Records shown:
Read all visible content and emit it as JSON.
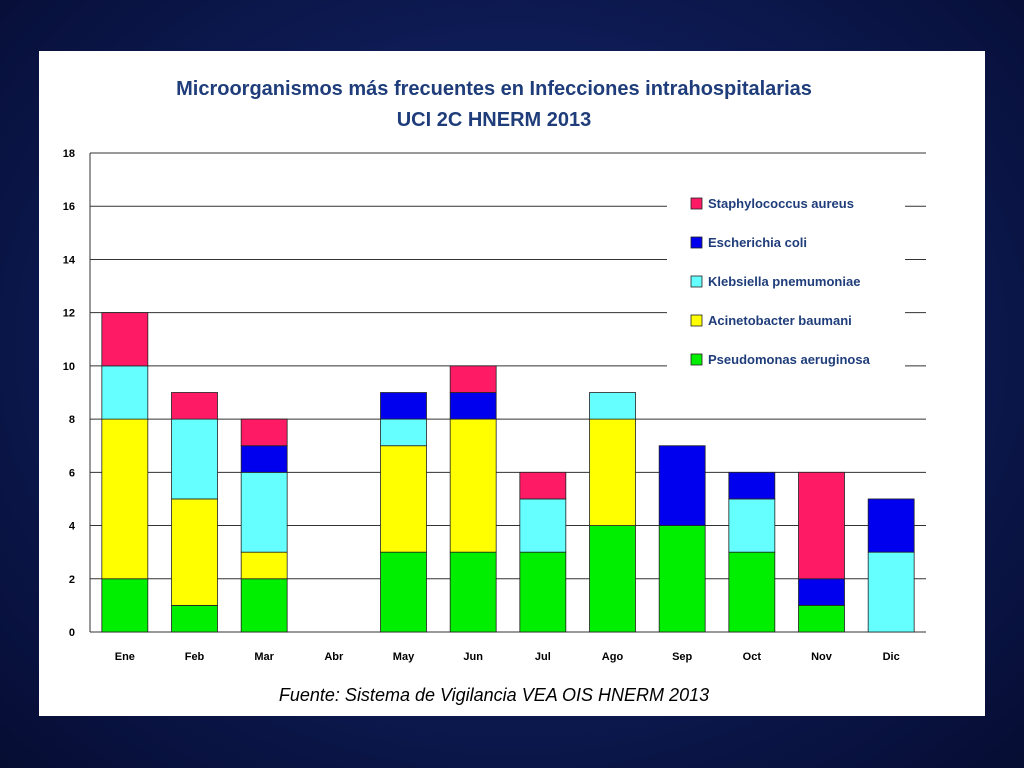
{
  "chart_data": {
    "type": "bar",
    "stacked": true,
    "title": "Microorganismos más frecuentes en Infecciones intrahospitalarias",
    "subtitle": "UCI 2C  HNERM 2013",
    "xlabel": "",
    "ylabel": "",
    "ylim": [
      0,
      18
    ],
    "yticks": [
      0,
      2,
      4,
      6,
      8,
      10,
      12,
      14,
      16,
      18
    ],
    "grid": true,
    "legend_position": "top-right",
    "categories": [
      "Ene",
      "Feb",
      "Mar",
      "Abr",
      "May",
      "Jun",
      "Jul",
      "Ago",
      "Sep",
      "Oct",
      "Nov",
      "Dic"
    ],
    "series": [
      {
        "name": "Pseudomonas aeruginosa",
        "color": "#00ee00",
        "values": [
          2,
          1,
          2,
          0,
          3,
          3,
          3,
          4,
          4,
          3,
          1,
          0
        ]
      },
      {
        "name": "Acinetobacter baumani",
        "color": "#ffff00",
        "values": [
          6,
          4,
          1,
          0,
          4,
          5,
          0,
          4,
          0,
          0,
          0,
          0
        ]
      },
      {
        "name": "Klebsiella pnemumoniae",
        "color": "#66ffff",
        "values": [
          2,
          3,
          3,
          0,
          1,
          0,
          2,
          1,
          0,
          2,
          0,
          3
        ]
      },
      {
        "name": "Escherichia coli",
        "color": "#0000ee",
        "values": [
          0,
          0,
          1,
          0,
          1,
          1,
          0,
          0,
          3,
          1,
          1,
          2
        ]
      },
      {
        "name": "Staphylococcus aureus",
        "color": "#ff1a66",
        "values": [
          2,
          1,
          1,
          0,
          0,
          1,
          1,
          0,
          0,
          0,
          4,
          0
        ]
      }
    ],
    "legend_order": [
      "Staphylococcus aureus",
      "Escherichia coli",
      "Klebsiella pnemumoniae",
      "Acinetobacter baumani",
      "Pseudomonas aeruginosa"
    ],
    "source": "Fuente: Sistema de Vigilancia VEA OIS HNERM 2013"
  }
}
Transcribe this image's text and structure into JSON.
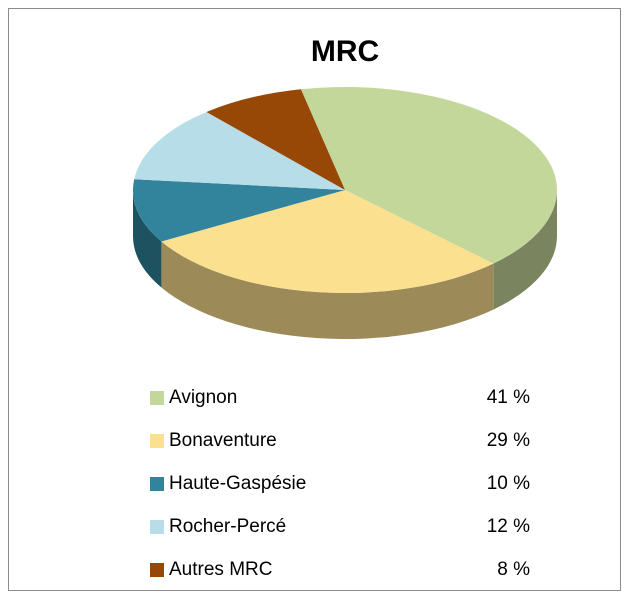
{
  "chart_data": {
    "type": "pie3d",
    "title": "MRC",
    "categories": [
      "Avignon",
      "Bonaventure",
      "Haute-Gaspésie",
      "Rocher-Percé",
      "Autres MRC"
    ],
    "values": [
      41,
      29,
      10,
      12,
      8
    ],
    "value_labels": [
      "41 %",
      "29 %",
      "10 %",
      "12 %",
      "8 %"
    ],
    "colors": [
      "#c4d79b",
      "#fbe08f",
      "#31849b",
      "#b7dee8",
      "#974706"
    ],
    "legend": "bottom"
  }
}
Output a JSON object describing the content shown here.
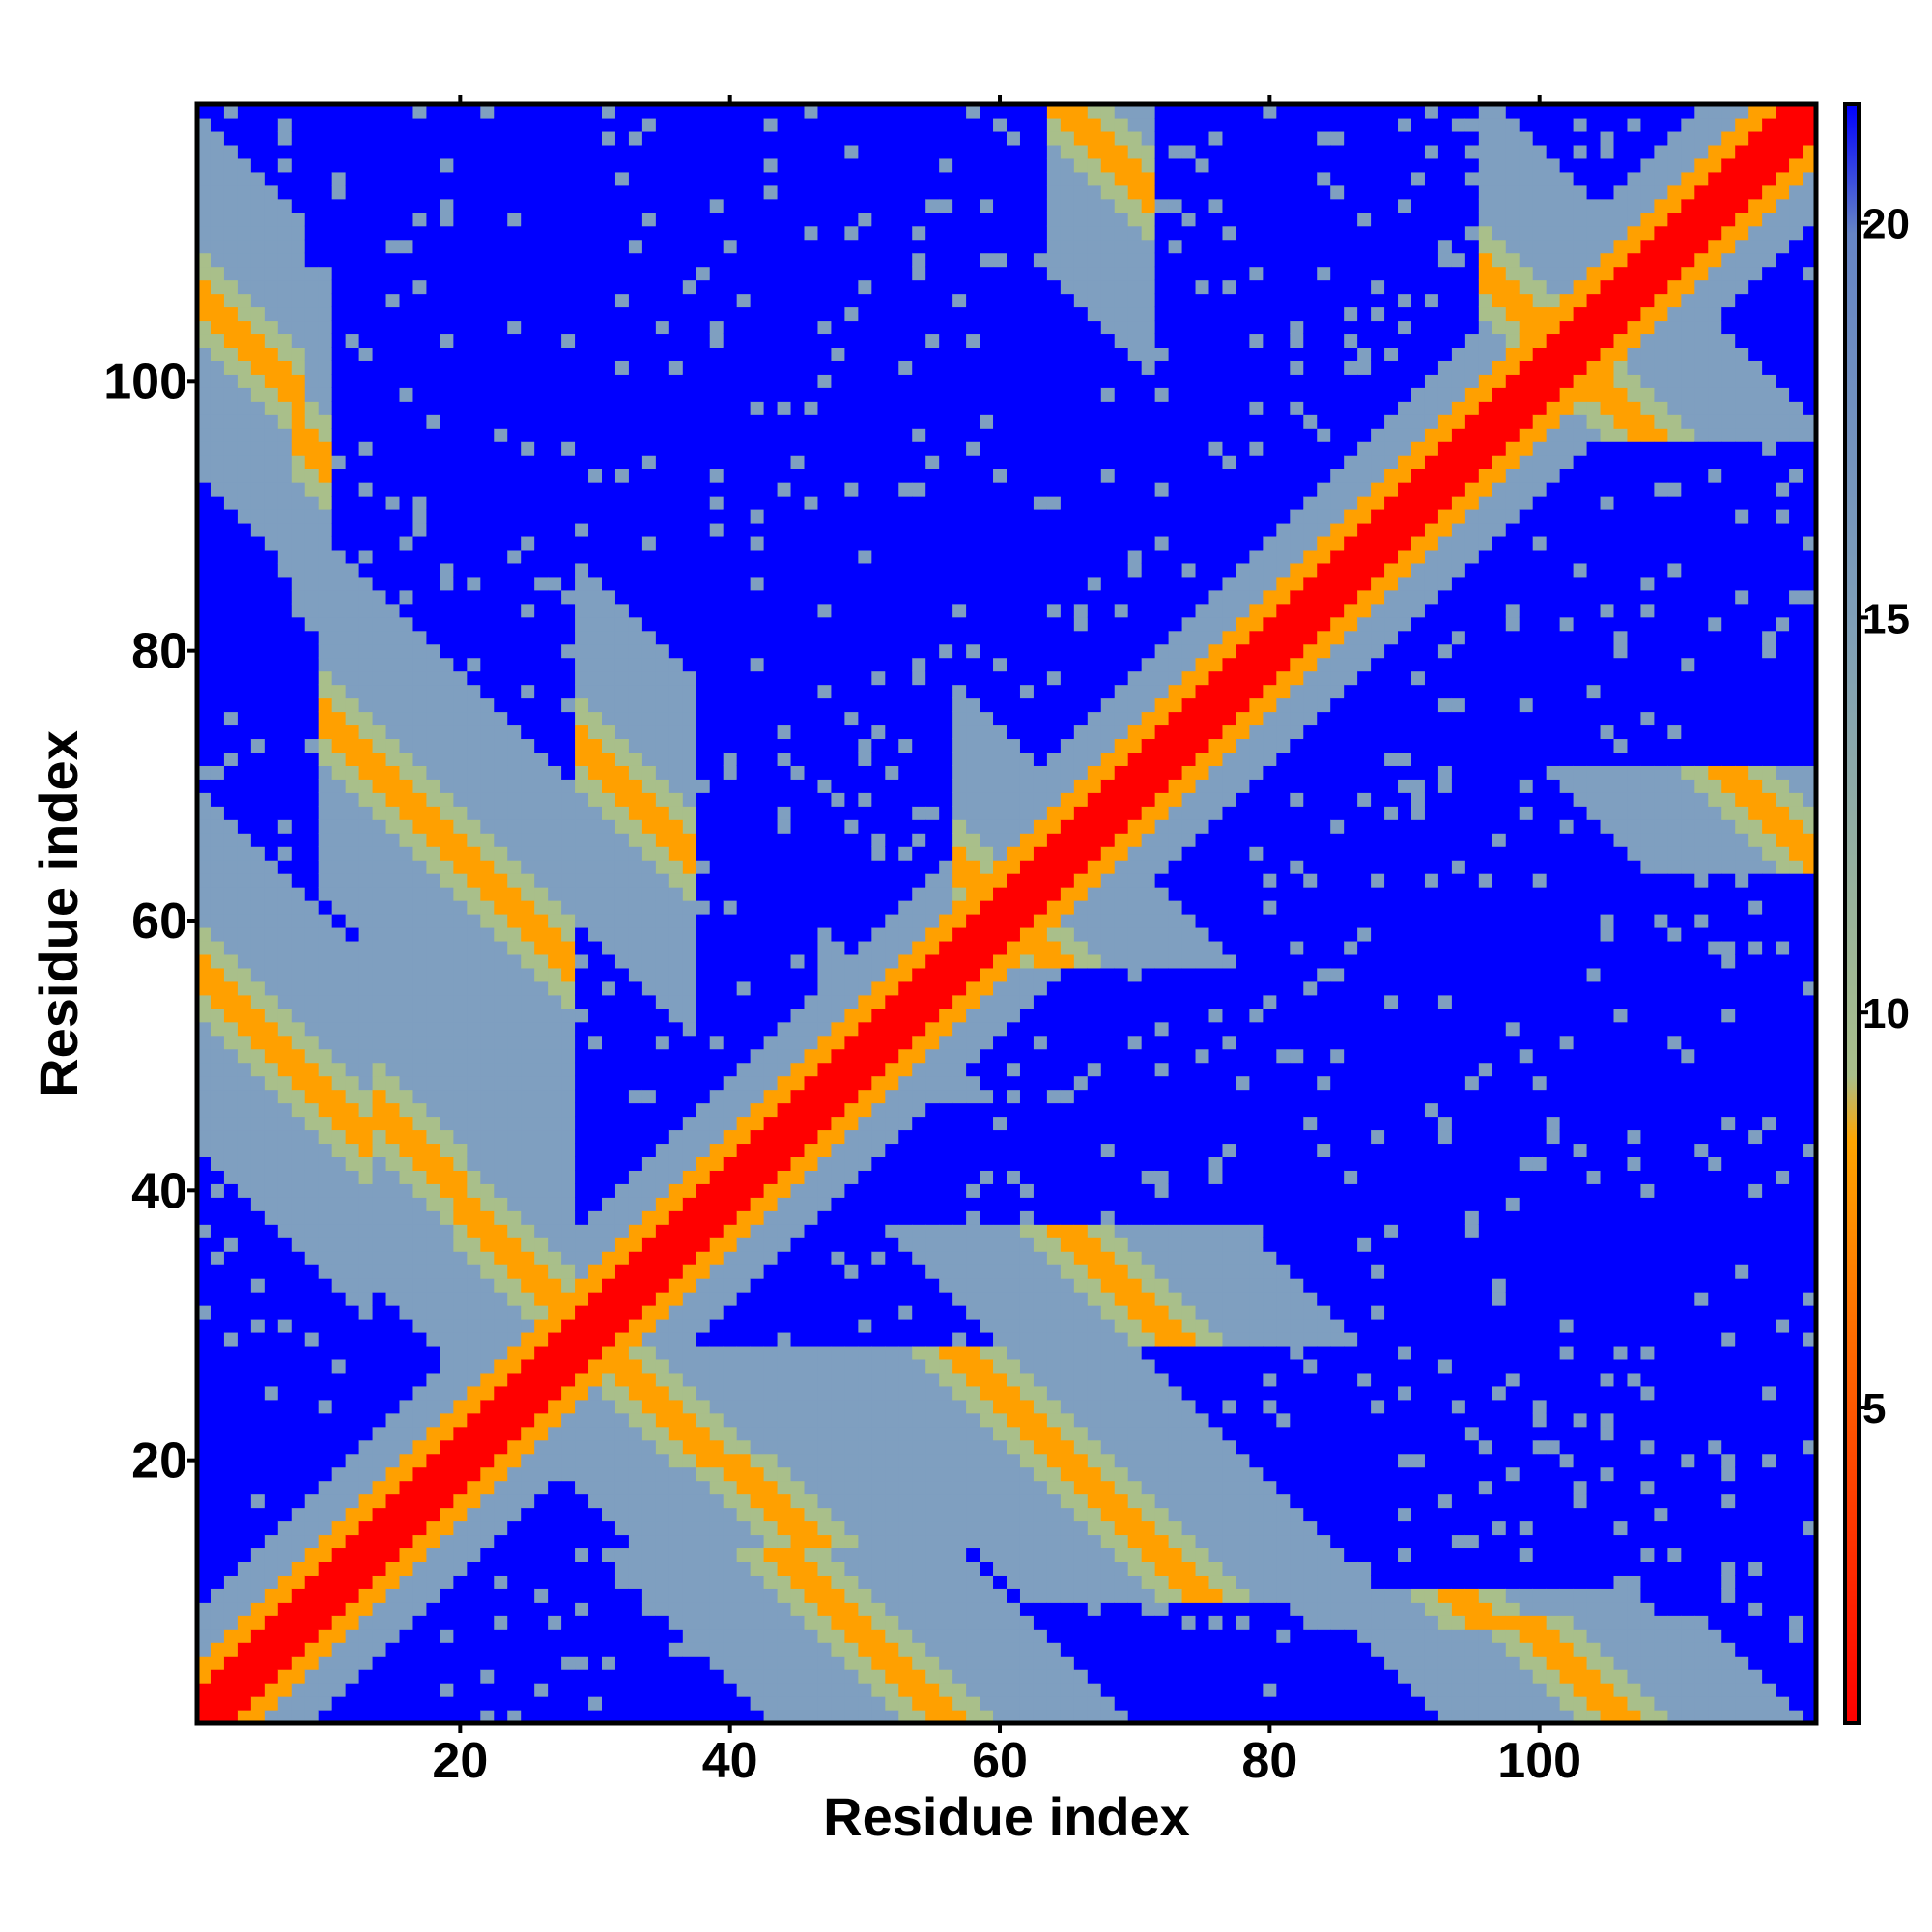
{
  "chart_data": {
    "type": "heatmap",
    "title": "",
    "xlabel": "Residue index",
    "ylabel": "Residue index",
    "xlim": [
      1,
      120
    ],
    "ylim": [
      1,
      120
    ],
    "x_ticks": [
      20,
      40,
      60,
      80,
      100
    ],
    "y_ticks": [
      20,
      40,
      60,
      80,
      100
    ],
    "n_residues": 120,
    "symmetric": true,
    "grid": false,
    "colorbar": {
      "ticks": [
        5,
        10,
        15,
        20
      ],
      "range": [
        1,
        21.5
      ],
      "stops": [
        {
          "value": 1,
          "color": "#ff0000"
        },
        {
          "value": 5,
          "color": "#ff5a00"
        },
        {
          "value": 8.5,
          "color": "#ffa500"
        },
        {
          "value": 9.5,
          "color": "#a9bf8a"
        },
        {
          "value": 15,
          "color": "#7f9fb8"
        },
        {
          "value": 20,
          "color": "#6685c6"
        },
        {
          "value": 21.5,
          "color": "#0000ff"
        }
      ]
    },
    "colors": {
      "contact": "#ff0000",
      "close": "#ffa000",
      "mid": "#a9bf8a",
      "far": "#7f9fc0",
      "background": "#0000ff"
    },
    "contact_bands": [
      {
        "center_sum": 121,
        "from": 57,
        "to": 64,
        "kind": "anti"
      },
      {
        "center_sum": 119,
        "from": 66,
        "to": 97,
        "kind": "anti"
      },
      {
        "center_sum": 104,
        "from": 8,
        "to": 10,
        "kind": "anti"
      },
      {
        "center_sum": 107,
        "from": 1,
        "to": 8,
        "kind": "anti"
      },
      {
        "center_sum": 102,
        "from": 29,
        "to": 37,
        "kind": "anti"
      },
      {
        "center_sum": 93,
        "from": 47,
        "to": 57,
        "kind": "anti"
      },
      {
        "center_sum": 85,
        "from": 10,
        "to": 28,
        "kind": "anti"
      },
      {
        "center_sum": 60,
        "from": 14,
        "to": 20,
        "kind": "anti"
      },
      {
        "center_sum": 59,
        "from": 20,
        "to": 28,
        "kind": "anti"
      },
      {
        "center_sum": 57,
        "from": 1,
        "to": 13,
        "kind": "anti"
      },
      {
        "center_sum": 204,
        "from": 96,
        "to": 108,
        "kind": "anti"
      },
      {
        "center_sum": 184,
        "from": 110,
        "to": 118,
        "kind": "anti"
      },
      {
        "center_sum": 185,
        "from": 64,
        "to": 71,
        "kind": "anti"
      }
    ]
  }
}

Exercise description: Reproduce all entries exactly. Pictures do not belong in the copy.

Task response:
Read all visible content and emit it as JSON.
{
  "chart_data": {
    "type": "bar",
    "stacked": true,
    "title": "Microorganismos más frecuentes en Infecciones intrahospitalarias",
    "subtitle": "UCI 2C  HNERM 2013",
    "xlabel": "",
    "ylabel": "",
    "ylim": [
      0,
      18
    ],
    "yticks": [
      0,
      2,
      4,
      6,
      8,
      10,
      12,
      14,
      16,
      18
    ],
    "grid": true,
    "legend_position": "top-right",
    "categories": [
      "Ene",
      "Feb",
      "Mar",
      "Abr",
      "May",
      "Jun",
      "Jul",
      "Ago",
      "Sep",
      "Oct",
      "Nov",
      "Dic"
    ],
    "series": [
      {
        "name": "Pseudomonas aeruginosa",
        "color": "#00ee00",
        "values": [
          2,
          1,
          2,
          0,
          3,
          3,
          3,
          4,
          4,
          3,
          1,
          0
        ]
      },
      {
        "name": "Acinetobacter baumani",
        "color": "#ffff00",
        "values": [
          6,
          4,
          1,
          0,
          4,
          5,
          0,
          4,
          0,
          0,
          0,
          0
        ]
      },
      {
        "name": "Klebsiella pnemumoniae",
        "color": "#66ffff",
        "values": [
          2,
          3,
          3,
          0,
          1,
          0,
          2,
          1,
          0,
          2,
          0,
          3
        ]
      },
      {
        "name": "Escherichia coli",
        "color": "#0000ee",
        "values": [
          0,
          0,
          1,
          0,
          1,
          1,
          0,
          0,
          3,
          1,
          1,
          2
        ]
      },
      {
        "name": "Staphylococcus aureus",
        "color": "#ff1a66",
        "values": [
          2,
          1,
          1,
          0,
          0,
          1,
          1,
          0,
          0,
          0,
          4,
          0
        ]
      }
    ],
    "legend_order": [
      "Staphylococcus aureus",
      "Escherichia coli",
      "Klebsiella pnemumoniae",
      "Acinetobacter baumani",
      "Pseudomonas aeruginosa"
    ],
    "source": "Fuente: Sistema de Vigilancia VEA OIS HNERM 2013"
  }
}
Transcribe this image's text and structure into JSON.
{
  "chart_data": {
    "type": "pie3d",
    "title": "MRC",
    "categories": [
      "Avignon",
      "Bonaventure",
      "Haute-Gaspésie",
      "Rocher-Percé",
      "Autres MRC"
    ],
    "values": [
      41,
      29,
      10,
      12,
      8
    ],
    "value_labels": [
      "41 %",
      "29 %",
      "10 %",
      "12 %",
      "8 %"
    ],
    "colors": [
      "#c4d79b",
      "#fbe08f",
      "#31849b",
      "#b7dee8",
      "#974706"
    ],
    "legend": "bottom"
  }
}
Output a JSON object describing the content shown here.
{
  "chart_data": {
    "type": "heatmap",
    "title": "",
    "xlabel": "Residue index",
    "ylabel": "Residue index",
    "xlim": [
      1,
      120
    ],
    "ylim": [
      1,
      120
    ],
    "x_ticks": [
      20,
      40,
      60,
      80,
      100
    ],
    "y_ticks": [
      20,
      40,
      60,
      80,
      100
    ],
    "n_residues": 120,
    "symmetric": true,
    "grid": false,
    "colorbar": {
      "ticks": [
        5,
        10,
        15,
        20
      ],
      "range": [
        1,
        21.5
      ],
      "stops": [
        {
          "value": 1,
          "color": "#ff0000"
        },
        {
          "value": 5,
          "color": "#ff5a00"
        },
        {
          "value": 8.5,
          "color": "#ffa500"
        },
        {
          "value": 9.5,
          "color": "#a9bf8a"
        },
        {
          "value": 15,
          "color": "#7f9fb8"
        },
        {
          "value": 20,
          "color": "#6685c6"
        },
        {
          "value": 21.5,
          "color": "#0000ff"
        }
      ]
    },
    "colors": {
      "contact": "#ff0000",
      "close": "#ffa000",
      "mid": "#a9bf8a",
      "far": "#7f9fc0",
      "background": "#0000ff"
    },
    "contact_bands": [
      {
        "center_sum": 121,
        "from": 57,
        "to": 64,
        "kind": "anti"
      },
      {
        "center_sum": 119,
        "from": 66,
        "to": 97,
        "kind": "anti"
      },
      {
        "center_sum": 104,
        "from": 8,
        "to": 10,
        "kind": "anti"
      },
      {
        "center_sum": 107,
        "from": 1,
        "to": 8,
        "kind": "anti"
      },
      {
        "center_sum": 102,
        "from": 29,
        "to": 37,
        "kind": "anti"
      },
      {
        "center_sum": 93,
        "from": 47,
        "to": 57,
        "kind": "anti"
      },
      {
        "center_sum": 85,
        "from": 10,
        "to": 28,
        "kind": "anti"
      },
      {
        "center_sum": 60,
        "from": 14,
        "to": 20,
        "kind": "anti"
      },
      {
        "center_sum": 59,
        "from": 20,
        "to": 28,
        "kind": "anti"
      },
      {
        "center_sum": 57,
        "from": 1,
        "to": 13,
        "kind": "anti"
      },
      {
        "center_sum": 204,
        "from": 96,
        "to": 108,
        "kind": "anti"
      },
      {
        "center_sum": 184,
        "from": 110,
        "to": 118,
        "kind": "anti"
      },
      {
        "center_sum": 185,
        "from": 64,
        "to": 71,
        "kind": "anti"
      }
    ]
  }
}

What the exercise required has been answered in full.